Records from a dataset
• • • • • • •
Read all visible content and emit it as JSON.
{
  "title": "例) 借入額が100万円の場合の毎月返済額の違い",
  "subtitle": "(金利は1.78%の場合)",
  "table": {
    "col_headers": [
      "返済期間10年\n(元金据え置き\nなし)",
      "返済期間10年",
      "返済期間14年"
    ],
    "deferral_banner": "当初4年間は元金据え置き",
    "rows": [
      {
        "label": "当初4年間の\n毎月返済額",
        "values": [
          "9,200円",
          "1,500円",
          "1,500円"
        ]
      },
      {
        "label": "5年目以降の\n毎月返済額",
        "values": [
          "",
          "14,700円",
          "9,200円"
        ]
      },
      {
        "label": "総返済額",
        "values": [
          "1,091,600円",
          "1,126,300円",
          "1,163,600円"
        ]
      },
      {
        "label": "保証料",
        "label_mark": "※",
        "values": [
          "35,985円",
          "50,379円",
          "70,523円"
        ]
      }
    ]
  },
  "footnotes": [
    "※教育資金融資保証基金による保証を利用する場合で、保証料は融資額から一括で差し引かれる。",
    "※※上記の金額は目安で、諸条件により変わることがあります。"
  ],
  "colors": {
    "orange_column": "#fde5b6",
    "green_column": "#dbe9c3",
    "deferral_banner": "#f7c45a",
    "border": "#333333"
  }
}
• • • • • • •
» **The task**: Please set down all the data word for word.

» **Task answer**:
Read all visible content and emit it as JSON.
{
  "title": "例) 借入額が100万円の場合の毎月返済額の違い",
  "subtitle": "(金利は1.78%の場合)",
  "table": {
    "col_headers": [
      "返済期間10年\n(元金据え置き\nなし)",
      "返済期間10年",
      "返済期間14年"
    ],
    "deferral_banner": "当初4年間は元金据え置き",
    "rows": [
      {
        "label": "当初4年間の\n毎月返済額",
        "values": [
          "9,200円",
          "1,500円",
          "1,500円"
        ]
      },
      {
        "label": "5年目以降の\n毎月返済額",
        "values": [
          "",
          "14,700円",
          "9,200円"
        ]
      },
      {
        "label": "総返済額",
        "values": [
          "1,091,600円",
          "1,126,300円",
          "1,163,600円"
        ]
      },
      {
        "label": "保証料",
        "label_mark": "※",
        "values": [
          "35,985円",
          "50,379円",
          "70,523円"
        ]
      }
    ]
  },
  "footnotes": [
    "※教育資金融資保証基金による保証を利用する場合で、保証料は融資額から一括で差し引かれる。",
    "※※上記の金額は目安で、諸条件により変わることがあります。"
  ],
  "colors": {
    "orange_column": "#fde5b6",
    "green_column": "#dbe9c3",
    "deferral_banner": "#f7c45a",
    "border": "#333333"
  }
}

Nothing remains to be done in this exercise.